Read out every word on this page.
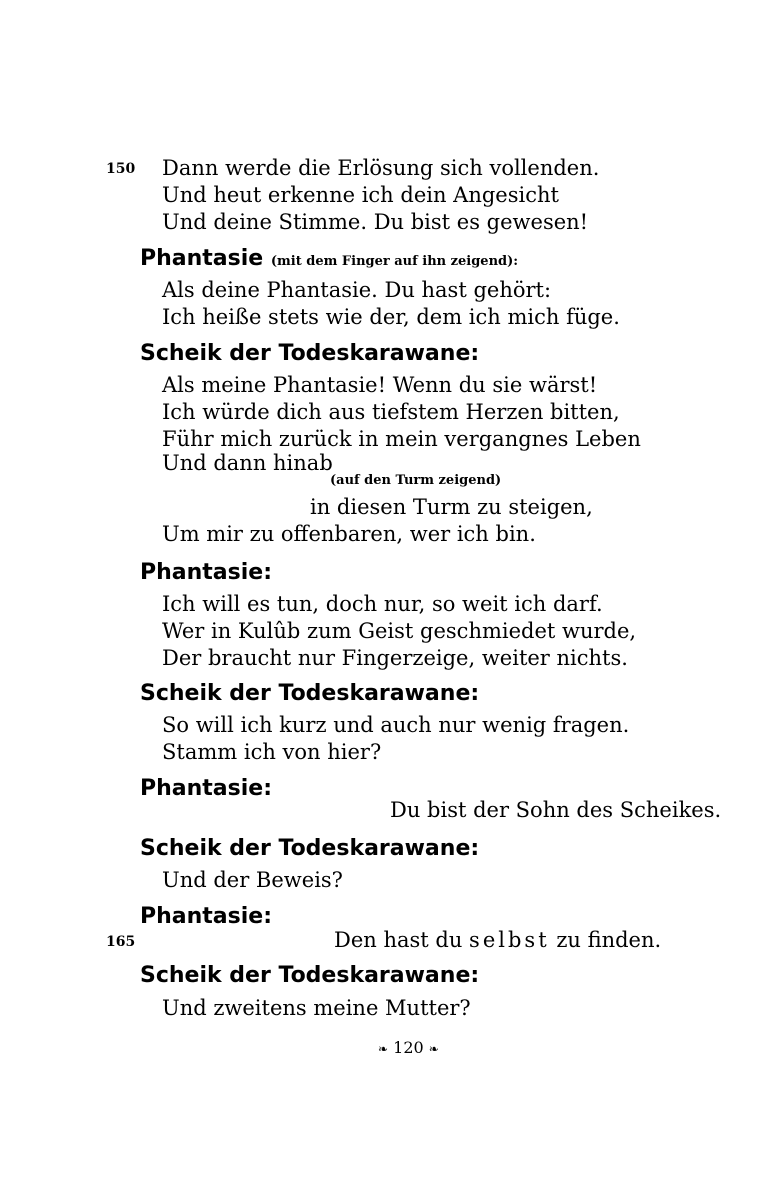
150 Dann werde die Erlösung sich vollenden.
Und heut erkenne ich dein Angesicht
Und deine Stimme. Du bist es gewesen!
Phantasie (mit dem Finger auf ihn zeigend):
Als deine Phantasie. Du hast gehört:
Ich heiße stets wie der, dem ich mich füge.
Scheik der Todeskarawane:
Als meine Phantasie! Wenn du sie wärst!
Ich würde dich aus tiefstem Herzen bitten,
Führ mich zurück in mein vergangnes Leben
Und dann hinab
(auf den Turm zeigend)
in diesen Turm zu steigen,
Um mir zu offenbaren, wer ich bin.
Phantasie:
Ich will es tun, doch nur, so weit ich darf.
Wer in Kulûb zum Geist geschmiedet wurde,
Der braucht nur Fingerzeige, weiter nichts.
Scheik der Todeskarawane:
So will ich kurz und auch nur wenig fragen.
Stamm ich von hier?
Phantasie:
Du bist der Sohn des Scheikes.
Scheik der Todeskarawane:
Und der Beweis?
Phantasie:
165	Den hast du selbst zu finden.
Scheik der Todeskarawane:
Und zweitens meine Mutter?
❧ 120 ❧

* * *

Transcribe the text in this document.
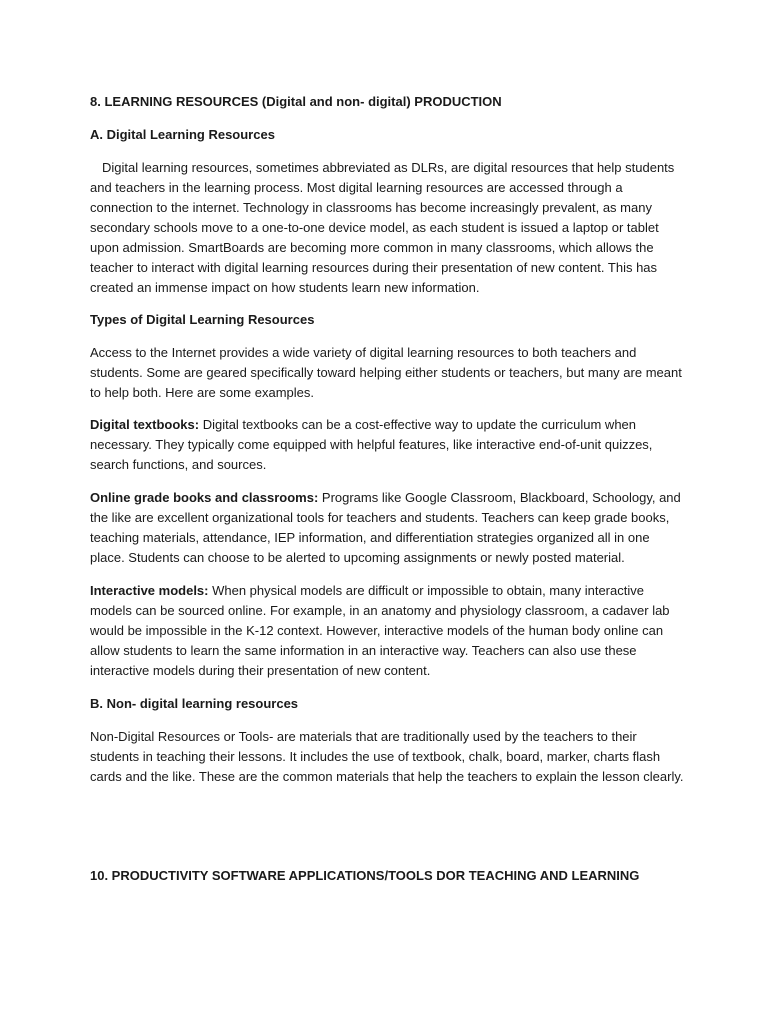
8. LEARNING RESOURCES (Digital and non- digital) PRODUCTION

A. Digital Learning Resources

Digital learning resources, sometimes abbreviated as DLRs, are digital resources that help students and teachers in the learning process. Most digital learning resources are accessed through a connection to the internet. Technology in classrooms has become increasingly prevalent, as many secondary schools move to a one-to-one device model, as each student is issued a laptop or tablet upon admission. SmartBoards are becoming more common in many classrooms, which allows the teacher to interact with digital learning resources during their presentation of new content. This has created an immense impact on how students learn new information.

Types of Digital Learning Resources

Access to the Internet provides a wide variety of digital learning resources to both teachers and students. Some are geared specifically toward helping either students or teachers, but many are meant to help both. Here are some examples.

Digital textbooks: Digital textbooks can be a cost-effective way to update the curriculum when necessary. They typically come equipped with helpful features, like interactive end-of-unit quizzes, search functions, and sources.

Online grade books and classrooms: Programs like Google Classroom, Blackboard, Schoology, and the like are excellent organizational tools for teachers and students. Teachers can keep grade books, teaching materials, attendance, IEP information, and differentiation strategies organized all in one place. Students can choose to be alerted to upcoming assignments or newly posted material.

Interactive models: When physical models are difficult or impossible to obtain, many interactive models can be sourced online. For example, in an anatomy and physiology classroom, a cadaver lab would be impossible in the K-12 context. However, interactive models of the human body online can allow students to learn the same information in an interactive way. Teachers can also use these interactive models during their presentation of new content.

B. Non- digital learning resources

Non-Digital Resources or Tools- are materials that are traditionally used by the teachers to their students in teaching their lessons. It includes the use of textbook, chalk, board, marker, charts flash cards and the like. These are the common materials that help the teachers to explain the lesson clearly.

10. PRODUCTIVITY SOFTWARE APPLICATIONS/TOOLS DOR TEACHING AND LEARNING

▸ **What to produce**:
Give the number of lines containing the word "bist". No other answer is needed.

▸ **Expected answer**:
2